** BEGIN SUPPLIED MATERIAL **
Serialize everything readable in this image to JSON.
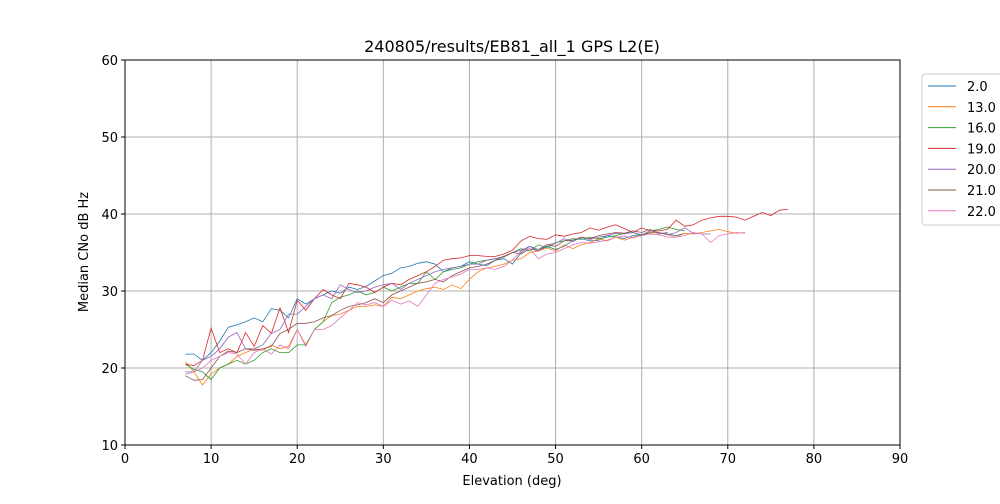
{
  "chart_data": {
    "type": "line",
    "title": "240805/results/EB81_all_1 GPS L2(E)",
    "xlabel": "Elevation (deg)",
    "ylabel": "Median CNo dB Hz",
    "xlim": [
      0,
      90
    ],
    "ylim": [
      10,
      60
    ],
    "xticks": [
      0,
      10,
      20,
      30,
      40,
      50,
      60,
      70,
      80,
      90
    ],
    "yticks": [
      10,
      20,
      30,
      40,
      50,
      60
    ],
    "grid": true,
    "legend_position": "outside-right",
    "series": [
      {
        "name": "2.0",
        "color": "#1f77b4",
        "x_start": 7,
        "values": [
          21.8,
          21.8,
          21,
          22,
          23.5,
          25.3,
          25.6,
          26,
          26.5,
          26,
          27.7,
          27.5,
          26.5,
          29,
          28.3,
          29,
          29.5,
          30,
          29.7,
          30.5,
          30.2,
          30.6,
          31.3,
          32,
          32.3,
          33,
          33.2,
          33.6,
          33.8,
          33.5,
          32.5,
          33,
          33.2,
          33.8,
          33.5,
          33.3,
          34,
          34.2,
          33.5,
          35,
          35.8,
          35.2,
          35.8,
          35.4,
          35.8,
          36.6,
          36.8,
          36.5,
          36.6,
          37.2,
          37,
          36.8,
          37.2,
          37.3,
          37.6,
          37.6,
          37.4,
          37.2,
          37.5
        ]
      },
      {
        "name": "13.0",
        "color": "#ff7f0e",
        "x_start": 7,
        "values": [
          20.8,
          19.5,
          17.8,
          19.2,
          20,
          20.5,
          21.5,
          22,
          22.5,
          22.3,
          23,
          22.5,
          22.8,
          25,
          23,
          25,
          26,
          26.8,
          27,
          27.5,
          28,
          28,
          28.2,
          28,
          29.2,
          29,
          29.5,
          30,
          30.3,
          30.5,
          30.2,
          30.8,
          30.3,
          31.5,
          32.5,
          33,
          33.2,
          33.5,
          34,
          34.2,
          35,
          35.2,
          35.6,
          35.2,
          36,
          35.5,
          36,
          36.3,
          36.8,
          36.5,
          37,
          36.6,
          37,
          37.2,
          37.5,
          37.6,
          37.3,
          37,
          37.5,
          37.4,
          37.6,
          37.8,
          38,
          37.7,
          37.5,
          37.6
        ]
      },
      {
        "name": "16.0",
        "color": "#2ca02c",
        "x_start": 7,
        "values": [
          20.5,
          19.8,
          19.5,
          18.5,
          20,
          20.5,
          21,
          20.5,
          21,
          22,
          22.5,
          22,
          22,
          23,
          23,
          25,
          26,
          28.5,
          29.2,
          29.5,
          30,
          29.5,
          29.8,
          30.5,
          30,
          30.5,
          31,
          31,
          32.5,
          31.5,
          32.5,
          32.8,
          33,
          33.5,
          33.8,
          34,
          34.2,
          34.4,
          35,
          35.5,
          35.2,
          36,
          35.6,
          36.3,
          36.5,
          36.8,
          36.7,
          37,
          36.8,
          37,
          37.2,
          37.5,
          37.6,
          37.2,
          37.8,
          38,
          38.3,
          38,
          37.8
        ]
      },
      {
        "name": "19.0",
        "color": "#d62728",
        "x_start": 7,
        "values": [
          20.5,
          20.3,
          21,
          25.2,
          22,
          22.5,
          22,
          24.6,
          22.8,
          25.5,
          24.5,
          27.8,
          24.6,
          28.8,
          27.5,
          29,
          30.2,
          29.5,
          29,
          31,
          30.8,
          30.5,
          29.8,
          30.5,
          31,
          30.8,
          31.5,
          32,
          32.5,
          33.2,
          34,
          34.2,
          34.3,
          34.6,
          34.6,
          34.5,
          34.5,
          34.8,
          35.3,
          36.5,
          37.1,
          36.8,
          36.7,
          37.3,
          37.1,
          37.4,
          37.6,
          38.2,
          37.9,
          38.3,
          38.6,
          38.1,
          37.6,
          38.2,
          37.8,
          37.8,
          38,
          39.2,
          38.4,
          38.6,
          39.2,
          39.5,
          39.7,
          39.7,
          39.6,
          39.2,
          39.7,
          40.2,
          39.8,
          40.5,
          40.6
        ]
      },
      {
        "name": "20.0",
        "color": "#9467bd",
        "x_start": 7,
        "values": [
          19.5,
          19.5,
          21,
          21.5,
          22.5,
          24,
          24.6,
          22.5,
          22.5,
          23,
          24.5,
          25,
          27,
          27,
          28,
          29,
          29.5,
          29,
          30.8,
          30.2,
          29.8,
          30,
          30.5,
          30.8,
          31,
          30.2,
          31,
          31.5,
          32,
          32.5,
          32.8,
          33,
          33.2,
          33.5,
          33.5,
          34,
          34.2,
          34.5,
          35,
          35.3,
          35.8,
          35.4,
          36,
          36.2,
          36.8,
          36.4,
          37,
          36.7,
          37,
          37.2,
          37.5,
          37.4,
          37.6,
          37.3,
          37.8,
          37.6,
          37.3,
          37.6,
          38.2,
          37.5,
          37.4,
          37.4
        ]
      },
      {
        "name": "21.0",
        "color": "#8c564b",
        "x_start": 7,
        "values": [
          19,
          18.4,
          18.5,
          20,
          21.5,
          22.2,
          22,
          22.5,
          22.3,
          22.5,
          22.8,
          24.5,
          25,
          25.8,
          25.8,
          26,
          26.5,
          26.8,
          27.5,
          28,
          28.2,
          28.5,
          29,
          28.5,
          29.5,
          30,
          30.5,
          31,
          31.2,
          31.5,
          31.2,
          32,
          32.5,
          33,
          33.2,
          33.5,
          34,
          34.5,
          35,
          34.8,
          35.5,
          35.2,
          36,
          35.8,
          36.5,
          36.6,
          37,
          36.8,
          37.2,
          37.4,
          37.6,
          37.5,
          37.8,
          37.6,
          38,
          37.4,
          37.6
        ]
      },
      {
        "name": "22.0",
        "color": "#e377c2",
        "x_start": 7,
        "values": [
          19.2,
          19.5,
          20,
          21,
          21.5,
          22,
          21.8,
          20.5,
          22,
          22.5,
          21.8,
          23,
          22.5,
          25,
          22.8,
          25,
          25,
          25.5,
          26.5,
          27.5,
          28.5,
          28.2,
          28.5,
          28,
          28.8,
          28.3,
          28.7,
          28,
          29.5,
          31,
          31.5,
          31.8,
          32.2,
          32.8,
          32.8,
          33,
          32.8,
          33.2,
          34,
          35.2,
          35.5,
          34.2,
          34.8,
          35,
          35.5,
          36,
          36.3,
          36.2,
          36.4,
          36.6,
          37,
          37.1,
          36.9,
          37.2,
          37.4,
          37.3,
          37,
          37,
          37.2,
          37.6,
          37.4,
          36.3,
          37.2,
          37.4,
          37.6,
          37.5
        ]
      }
    ]
  }
}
** END SUPPLIED MATERIAL **
## SET TASK
Please write out all of the material above without changing a word, and omit any pictures.

## SOLUTION TO THIS PROBLEM
Serialize everything readable in this image to JSON.
{
  "chart_data": {
    "type": "line",
    "title": "240805/results/EB81_all_1 GPS L2(E)",
    "xlabel": "Elevation (deg)",
    "ylabel": "Median CNo dB Hz",
    "xlim": [
      0,
      90
    ],
    "ylim": [
      10,
      60
    ],
    "xticks": [
      0,
      10,
      20,
      30,
      40,
      50,
      60,
      70,
      80,
      90
    ],
    "yticks": [
      10,
      20,
      30,
      40,
      50,
      60
    ],
    "grid": true,
    "legend_position": "outside-right",
    "series": [
      {
        "name": "2.0",
        "color": "#1f77b4",
        "x_start": 7,
        "values": [
          21.8,
          21.8,
          21,
          22,
          23.5,
          25.3,
          25.6,
          26,
          26.5,
          26,
          27.7,
          27.5,
          26.5,
          29,
          28.3,
          29,
          29.5,
          30,
          29.7,
          30.5,
          30.2,
          30.6,
          31.3,
          32,
          32.3,
          33,
          33.2,
          33.6,
          33.8,
          33.5,
          32.5,
          33,
          33.2,
          33.8,
          33.5,
          33.3,
          34,
          34.2,
          33.5,
          35,
          35.8,
          35.2,
          35.8,
          35.4,
          35.8,
          36.6,
          36.8,
          36.5,
          36.6,
          37.2,
          37,
          36.8,
          37.2,
          37.3,
          37.6,
          37.6,
          37.4,
          37.2,
          37.5
        ]
      },
      {
        "name": "13.0",
        "color": "#ff7f0e",
        "x_start": 7,
        "values": [
          20.8,
          19.5,
          17.8,
          19.2,
          20,
          20.5,
          21.5,
          22,
          22.5,
          22.3,
          23,
          22.5,
          22.8,
          25,
          23,
          25,
          26,
          26.8,
          27,
          27.5,
          28,
          28,
          28.2,
          28,
          29.2,
          29,
          29.5,
          30,
          30.3,
          30.5,
          30.2,
          30.8,
          30.3,
          31.5,
          32.5,
          33,
          33.2,
          33.5,
          34,
          34.2,
          35,
          35.2,
          35.6,
          35.2,
          36,
          35.5,
          36,
          36.3,
          36.8,
          36.5,
          37,
          36.6,
          37,
          37.2,
          37.5,
          37.6,
          37.3,
          37,
          37.5,
          37.4,
          37.6,
          37.8,
          38,
          37.7,
          37.5,
          37.6
        ]
      },
      {
        "name": "16.0",
        "color": "#2ca02c",
        "x_start": 7,
        "values": [
          20.5,
          19.8,
          19.5,
          18.5,
          20,
          20.5,
          21,
          20.5,
          21,
          22,
          22.5,
          22,
          22,
          23,
          23,
          25,
          26,
          28.5,
          29.2,
          29.5,
          30,
          29.5,
          29.8,
          30.5,
          30,
          30.5,
          31,
          31,
          32.5,
          31.5,
          32.5,
          32.8,
          33,
          33.5,
          33.8,
          34,
          34.2,
          34.4,
          35,
          35.5,
          35.2,
          36,
          35.6,
          36.3,
          36.5,
          36.8,
          36.7,
          37,
          36.8,
          37,
          37.2,
          37.5,
          37.6,
          37.2,
          37.8,
          38,
          38.3,
          38,
          37.8
        ]
      },
      {
        "name": "19.0",
        "color": "#d62728",
        "x_start": 7,
        "values": [
          20.5,
          20.3,
          21,
          25.2,
          22,
          22.5,
          22,
          24.6,
          22.8,
          25.5,
          24.5,
          27.8,
          24.6,
          28.8,
          27.5,
          29,
          30.2,
          29.5,
          29,
          31,
          30.8,
          30.5,
          29.8,
          30.5,
          31,
          30.8,
          31.5,
          32,
          32.5,
          33.2,
          34,
          34.2,
          34.3,
          34.6,
          34.6,
          34.5,
          34.5,
          34.8,
          35.3,
          36.5,
          37.1,
          36.8,
          36.7,
          37.3,
          37.1,
          37.4,
          37.6,
          38.2,
          37.9,
          38.3,
          38.6,
          38.1,
          37.6,
          38.2,
          37.8,
          37.8,
          38,
          39.2,
          38.4,
          38.6,
          39.2,
          39.5,
          39.7,
          39.7,
          39.6,
          39.2,
          39.7,
          40.2,
          39.8,
          40.5,
          40.6
        ]
      },
      {
        "name": "20.0",
        "color": "#9467bd",
        "x_start": 7,
        "values": [
          19.5,
          19.5,
          21,
          21.5,
          22.5,
          24,
          24.6,
          22.5,
          22.5,
          23,
          24.5,
          25,
          27,
          27,
          28,
          29,
          29.5,
          29,
          30.8,
          30.2,
          29.8,
          30,
          30.5,
          30.8,
          31,
          30.2,
          31,
          31.5,
          32,
          32.5,
          32.8,
          33,
          33.2,
          33.5,
          33.5,
          34,
          34.2,
          34.5,
          35,
          35.3,
          35.8,
          35.4,
          36,
          36.2,
          36.8,
          36.4,
          37,
          36.7,
          37,
          37.2,
          37.5,
          37.4,
          37.6,
          37.3,
          37.8,
          37.6,
          37.3,
          37.6,
          38.2,
          37.5,
          37.4,
          37.4
        ]
      },
      {
        "name": "21.0",
        "color": "#8c564b",
        "x_start": 7,
        "values": [
          19,
          18.4,
          18.5,
          20,
          21.5,
          22.2,
          22,
          22.5,
          22.3,
          22.5,
          22.8,
          24.5,
          25,
          25.8,
          25.8,
          26,
          26.5,
          26.8,
          27.5,
          28,
          28.2,
          28.5,
          29,
          28.5,
          29.5,
          30,
          30.5,
          31,
          31.2,
          31.5,
          31.2,
          32,
          32.5,
          33,
          33.2,
          33.5,
          34,
          34.5,
          35,
          34.8,
          35.5,
          35.2,
          36,
          35.8,
          36.5,
          36.6,
          37,
          36.8,
          37.2,
          37.4,
          37.6,
          37.5,
          37.8,
          37.6,
          38,
          37.4,
          37.6
        ]
      },
      {
        "name": "22.0",
        "color": "#e377c2",
        "x_start": 7,
        "values": [
          19.2,
          19.5,
          20,
          21,
          21.5,
          22,
          21.8,
          20.5,
          22,
          22.5,
          21.8,
          23,
          22.5,
          25,
          22.8,
          25,
          25,
          25.5,
          26.5,
          27.5,
          28.5,
          28.2,
          28.5,
          28,
          28.8,
          28.3,
          28.7,
          28,
          29.5,
          31,
          31.5,
          31.8,
          32.2,
          32.8,
          32.8,
          33,
          32.8,
          33.2,
          34,
          35.2,
          35.5,
          34.2,
          34.8,
          35,
          35.5,
          36,
          36.3,
          36.2,
          36.4,
          36.6,
          37,
          37.1,
          36.9,
          37.2,
          37.4,
          37.3,
          37,
          37,
          37.2,
          37.6,
          37.4,
          36.3,
          37.2,
          37.4,
          37.6,
          37.5
        ]
      }
    ]
  }
}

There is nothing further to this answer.